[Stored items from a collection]
** Begin **

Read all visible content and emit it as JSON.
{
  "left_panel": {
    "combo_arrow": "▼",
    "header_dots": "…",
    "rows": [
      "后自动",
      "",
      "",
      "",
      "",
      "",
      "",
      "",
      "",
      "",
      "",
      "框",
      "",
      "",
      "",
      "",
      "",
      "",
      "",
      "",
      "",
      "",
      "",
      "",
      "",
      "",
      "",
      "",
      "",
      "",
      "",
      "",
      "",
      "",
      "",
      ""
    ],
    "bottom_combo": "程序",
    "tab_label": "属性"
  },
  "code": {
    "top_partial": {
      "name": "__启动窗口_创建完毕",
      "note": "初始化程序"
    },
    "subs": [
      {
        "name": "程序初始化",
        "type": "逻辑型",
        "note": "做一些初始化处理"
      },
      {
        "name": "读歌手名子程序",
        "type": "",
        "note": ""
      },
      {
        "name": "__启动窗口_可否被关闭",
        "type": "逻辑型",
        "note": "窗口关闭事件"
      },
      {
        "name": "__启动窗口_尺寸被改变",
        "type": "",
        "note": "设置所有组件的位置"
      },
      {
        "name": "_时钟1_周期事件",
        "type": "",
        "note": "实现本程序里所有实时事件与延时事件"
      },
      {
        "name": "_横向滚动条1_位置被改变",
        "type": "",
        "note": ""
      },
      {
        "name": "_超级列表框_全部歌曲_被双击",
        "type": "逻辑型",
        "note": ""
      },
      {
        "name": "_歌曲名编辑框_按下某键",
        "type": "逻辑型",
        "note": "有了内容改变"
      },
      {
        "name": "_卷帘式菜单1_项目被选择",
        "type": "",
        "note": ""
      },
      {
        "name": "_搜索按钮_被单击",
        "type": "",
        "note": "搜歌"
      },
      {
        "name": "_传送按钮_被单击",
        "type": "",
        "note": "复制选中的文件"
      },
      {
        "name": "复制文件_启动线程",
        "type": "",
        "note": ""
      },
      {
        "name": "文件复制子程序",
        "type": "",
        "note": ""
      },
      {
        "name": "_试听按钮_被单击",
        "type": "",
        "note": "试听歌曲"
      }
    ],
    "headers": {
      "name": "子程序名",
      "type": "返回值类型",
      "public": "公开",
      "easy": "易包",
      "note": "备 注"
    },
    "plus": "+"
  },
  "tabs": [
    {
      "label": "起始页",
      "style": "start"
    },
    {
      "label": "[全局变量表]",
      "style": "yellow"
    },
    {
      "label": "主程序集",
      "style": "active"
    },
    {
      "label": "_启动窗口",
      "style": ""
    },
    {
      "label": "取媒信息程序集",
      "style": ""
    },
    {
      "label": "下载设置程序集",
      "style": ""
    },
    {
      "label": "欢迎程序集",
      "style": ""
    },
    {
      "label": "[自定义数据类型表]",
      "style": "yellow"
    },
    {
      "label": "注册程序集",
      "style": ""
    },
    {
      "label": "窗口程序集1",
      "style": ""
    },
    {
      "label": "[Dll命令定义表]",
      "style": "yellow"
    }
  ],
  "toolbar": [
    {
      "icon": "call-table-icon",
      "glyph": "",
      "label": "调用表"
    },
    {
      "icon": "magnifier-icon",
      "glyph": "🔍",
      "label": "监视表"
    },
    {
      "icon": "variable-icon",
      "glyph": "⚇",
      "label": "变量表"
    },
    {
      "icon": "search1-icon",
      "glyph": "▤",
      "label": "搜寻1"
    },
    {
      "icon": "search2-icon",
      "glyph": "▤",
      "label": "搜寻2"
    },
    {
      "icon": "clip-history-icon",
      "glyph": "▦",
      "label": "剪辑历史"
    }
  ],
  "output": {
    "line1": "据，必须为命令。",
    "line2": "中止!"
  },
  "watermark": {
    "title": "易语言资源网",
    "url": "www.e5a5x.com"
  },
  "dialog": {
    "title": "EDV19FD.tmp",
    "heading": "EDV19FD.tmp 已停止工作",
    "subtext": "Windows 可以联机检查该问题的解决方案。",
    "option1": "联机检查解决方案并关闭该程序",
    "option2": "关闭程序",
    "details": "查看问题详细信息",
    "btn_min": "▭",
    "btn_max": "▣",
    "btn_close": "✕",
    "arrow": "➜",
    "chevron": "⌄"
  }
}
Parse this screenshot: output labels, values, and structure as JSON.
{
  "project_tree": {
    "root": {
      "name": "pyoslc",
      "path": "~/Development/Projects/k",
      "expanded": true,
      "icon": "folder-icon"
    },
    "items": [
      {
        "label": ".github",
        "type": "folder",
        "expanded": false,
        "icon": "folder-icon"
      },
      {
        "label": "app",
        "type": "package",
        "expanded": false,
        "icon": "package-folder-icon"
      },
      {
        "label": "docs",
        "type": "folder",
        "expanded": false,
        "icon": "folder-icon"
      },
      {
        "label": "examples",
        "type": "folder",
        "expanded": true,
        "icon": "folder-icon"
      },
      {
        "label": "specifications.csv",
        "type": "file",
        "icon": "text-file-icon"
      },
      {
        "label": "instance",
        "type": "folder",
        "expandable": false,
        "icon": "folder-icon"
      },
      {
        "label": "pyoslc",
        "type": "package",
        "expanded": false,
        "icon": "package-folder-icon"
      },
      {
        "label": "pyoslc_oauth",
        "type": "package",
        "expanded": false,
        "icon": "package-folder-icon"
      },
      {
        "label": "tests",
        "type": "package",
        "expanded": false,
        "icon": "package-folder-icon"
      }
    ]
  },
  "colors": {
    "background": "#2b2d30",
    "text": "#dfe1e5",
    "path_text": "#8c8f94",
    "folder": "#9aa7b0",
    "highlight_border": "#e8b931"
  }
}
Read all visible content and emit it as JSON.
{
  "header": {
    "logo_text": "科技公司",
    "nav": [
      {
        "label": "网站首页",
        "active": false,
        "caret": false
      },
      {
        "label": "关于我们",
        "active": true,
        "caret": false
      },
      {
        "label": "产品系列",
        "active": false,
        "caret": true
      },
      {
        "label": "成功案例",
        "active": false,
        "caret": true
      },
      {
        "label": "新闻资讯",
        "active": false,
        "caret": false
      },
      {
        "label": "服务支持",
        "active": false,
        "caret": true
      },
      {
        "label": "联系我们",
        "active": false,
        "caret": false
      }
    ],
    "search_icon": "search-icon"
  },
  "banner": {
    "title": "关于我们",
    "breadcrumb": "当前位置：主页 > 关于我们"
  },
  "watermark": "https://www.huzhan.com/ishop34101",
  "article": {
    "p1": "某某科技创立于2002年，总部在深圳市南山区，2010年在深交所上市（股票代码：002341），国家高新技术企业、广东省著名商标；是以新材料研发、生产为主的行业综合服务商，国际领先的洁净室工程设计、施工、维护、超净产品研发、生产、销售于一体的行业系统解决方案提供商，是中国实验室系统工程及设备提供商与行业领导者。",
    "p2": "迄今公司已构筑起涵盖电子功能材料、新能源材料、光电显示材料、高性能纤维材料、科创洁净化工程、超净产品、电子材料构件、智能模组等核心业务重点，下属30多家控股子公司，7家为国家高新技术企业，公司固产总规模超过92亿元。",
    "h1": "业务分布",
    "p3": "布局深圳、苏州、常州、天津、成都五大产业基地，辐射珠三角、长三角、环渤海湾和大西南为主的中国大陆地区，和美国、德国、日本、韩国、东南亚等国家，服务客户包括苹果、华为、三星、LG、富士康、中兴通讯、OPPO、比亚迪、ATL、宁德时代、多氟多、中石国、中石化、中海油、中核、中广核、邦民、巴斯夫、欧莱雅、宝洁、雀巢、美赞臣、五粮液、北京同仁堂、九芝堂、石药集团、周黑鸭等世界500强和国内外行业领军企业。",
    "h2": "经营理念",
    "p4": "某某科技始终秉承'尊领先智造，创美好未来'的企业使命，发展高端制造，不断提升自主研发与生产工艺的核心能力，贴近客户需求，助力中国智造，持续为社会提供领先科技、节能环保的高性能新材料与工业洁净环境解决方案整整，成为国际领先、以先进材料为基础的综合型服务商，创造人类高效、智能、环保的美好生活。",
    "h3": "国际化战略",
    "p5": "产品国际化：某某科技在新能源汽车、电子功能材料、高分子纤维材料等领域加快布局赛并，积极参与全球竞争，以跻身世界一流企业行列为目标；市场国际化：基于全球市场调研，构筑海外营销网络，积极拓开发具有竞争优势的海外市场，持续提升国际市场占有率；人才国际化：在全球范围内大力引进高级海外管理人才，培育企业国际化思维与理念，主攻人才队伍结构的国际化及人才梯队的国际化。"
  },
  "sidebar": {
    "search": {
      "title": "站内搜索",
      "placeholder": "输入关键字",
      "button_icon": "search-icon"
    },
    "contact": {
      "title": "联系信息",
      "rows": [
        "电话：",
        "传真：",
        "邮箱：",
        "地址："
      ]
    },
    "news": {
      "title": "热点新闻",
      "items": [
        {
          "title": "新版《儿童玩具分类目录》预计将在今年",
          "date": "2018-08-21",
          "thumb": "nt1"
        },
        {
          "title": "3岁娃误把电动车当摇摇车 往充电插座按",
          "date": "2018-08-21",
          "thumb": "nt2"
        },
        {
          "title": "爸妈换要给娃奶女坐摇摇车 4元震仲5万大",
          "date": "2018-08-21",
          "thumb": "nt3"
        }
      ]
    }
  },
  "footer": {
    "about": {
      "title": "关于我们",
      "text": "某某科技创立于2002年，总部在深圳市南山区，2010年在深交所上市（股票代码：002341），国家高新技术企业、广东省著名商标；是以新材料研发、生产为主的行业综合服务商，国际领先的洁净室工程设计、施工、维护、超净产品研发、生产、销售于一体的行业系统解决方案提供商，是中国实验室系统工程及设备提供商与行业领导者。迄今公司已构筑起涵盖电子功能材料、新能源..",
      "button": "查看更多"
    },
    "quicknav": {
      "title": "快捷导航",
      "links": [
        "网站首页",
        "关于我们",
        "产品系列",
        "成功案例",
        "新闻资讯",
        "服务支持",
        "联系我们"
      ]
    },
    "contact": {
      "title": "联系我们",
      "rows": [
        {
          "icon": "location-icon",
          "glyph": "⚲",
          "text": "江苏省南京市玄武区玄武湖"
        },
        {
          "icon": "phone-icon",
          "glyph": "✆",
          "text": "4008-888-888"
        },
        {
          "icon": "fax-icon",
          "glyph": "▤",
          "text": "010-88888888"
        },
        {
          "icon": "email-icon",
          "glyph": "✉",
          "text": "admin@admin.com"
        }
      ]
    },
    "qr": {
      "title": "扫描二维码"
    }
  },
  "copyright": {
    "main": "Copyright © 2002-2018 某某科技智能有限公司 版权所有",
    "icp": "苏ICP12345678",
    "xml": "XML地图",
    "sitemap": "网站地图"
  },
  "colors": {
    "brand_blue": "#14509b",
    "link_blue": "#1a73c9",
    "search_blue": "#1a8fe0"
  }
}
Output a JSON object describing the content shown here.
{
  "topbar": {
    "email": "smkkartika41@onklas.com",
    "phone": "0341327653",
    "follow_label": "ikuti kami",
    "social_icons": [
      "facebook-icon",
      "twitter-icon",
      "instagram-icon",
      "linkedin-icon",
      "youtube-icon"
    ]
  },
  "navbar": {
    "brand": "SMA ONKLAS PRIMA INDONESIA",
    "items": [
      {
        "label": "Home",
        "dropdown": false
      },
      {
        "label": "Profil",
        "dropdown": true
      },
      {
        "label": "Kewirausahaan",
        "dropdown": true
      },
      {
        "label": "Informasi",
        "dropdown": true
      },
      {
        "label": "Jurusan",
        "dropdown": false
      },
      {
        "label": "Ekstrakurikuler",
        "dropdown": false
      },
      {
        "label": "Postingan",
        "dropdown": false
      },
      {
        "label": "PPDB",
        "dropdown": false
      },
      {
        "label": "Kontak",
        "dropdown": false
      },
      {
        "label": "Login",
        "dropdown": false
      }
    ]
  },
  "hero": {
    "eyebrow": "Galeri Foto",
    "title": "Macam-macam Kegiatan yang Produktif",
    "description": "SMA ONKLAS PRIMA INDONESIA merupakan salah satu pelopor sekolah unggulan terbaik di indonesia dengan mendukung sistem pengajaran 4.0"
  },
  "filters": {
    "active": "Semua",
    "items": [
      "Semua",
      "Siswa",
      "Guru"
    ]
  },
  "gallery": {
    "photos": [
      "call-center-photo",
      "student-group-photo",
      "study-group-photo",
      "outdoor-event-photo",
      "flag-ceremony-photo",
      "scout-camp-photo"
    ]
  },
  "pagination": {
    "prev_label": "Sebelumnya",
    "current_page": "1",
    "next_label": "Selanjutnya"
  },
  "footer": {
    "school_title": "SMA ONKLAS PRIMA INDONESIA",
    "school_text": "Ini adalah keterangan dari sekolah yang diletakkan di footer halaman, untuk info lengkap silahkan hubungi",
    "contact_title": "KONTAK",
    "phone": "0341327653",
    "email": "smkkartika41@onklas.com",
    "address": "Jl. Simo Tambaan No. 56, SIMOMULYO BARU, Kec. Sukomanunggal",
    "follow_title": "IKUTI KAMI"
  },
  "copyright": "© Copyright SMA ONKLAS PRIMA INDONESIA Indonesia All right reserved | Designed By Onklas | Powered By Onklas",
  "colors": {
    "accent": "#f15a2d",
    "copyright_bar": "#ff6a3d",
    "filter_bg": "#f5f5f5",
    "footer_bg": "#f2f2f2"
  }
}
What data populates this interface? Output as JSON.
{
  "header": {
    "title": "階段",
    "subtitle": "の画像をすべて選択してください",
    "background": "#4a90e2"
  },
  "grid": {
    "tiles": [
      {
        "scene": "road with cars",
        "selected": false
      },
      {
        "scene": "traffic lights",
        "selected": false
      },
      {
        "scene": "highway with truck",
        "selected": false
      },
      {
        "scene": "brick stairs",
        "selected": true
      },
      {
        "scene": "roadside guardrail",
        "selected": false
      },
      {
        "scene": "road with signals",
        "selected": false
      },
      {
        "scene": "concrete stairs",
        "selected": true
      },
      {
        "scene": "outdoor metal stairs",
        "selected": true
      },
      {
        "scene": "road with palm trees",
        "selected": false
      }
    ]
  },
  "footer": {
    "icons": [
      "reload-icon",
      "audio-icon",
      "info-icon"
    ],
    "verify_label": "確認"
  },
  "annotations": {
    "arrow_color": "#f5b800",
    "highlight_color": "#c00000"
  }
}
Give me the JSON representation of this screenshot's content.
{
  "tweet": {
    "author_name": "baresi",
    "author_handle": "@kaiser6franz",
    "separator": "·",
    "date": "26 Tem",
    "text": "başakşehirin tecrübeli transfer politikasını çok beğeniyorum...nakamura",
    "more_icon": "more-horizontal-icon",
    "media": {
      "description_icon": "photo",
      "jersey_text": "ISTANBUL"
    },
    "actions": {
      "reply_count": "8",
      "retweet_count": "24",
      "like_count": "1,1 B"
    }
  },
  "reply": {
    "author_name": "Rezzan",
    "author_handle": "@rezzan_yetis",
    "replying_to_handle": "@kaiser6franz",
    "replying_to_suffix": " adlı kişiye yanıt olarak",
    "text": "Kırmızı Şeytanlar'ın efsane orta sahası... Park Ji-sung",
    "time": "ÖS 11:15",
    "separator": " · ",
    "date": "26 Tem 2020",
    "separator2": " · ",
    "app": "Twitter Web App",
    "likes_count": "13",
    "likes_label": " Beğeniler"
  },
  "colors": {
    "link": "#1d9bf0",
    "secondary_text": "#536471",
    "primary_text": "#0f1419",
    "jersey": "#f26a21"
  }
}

** End **

WORK REQUIRED → Which lines hold the string "INDONESIA"? Copy all of them from the data above.

RESULT →
    "brand": "SMA ONKLAS PRIMA INDONESIA",
    "description": "SMA ONKLAS PRIMA INDONESIA merupakan salah satu pelopor sekolah unggulan terbaik di indonesia dengan mendukung sistem pengajaran 4.0"
    "school_title": "SMA ONKLAS PRIMA INDONESIA",
  "copyright": "© Copyright SMA ONKLAS PRIMA INDONESIA Indonesia All right reserved | Designed By Onklas | Powered By Onklas",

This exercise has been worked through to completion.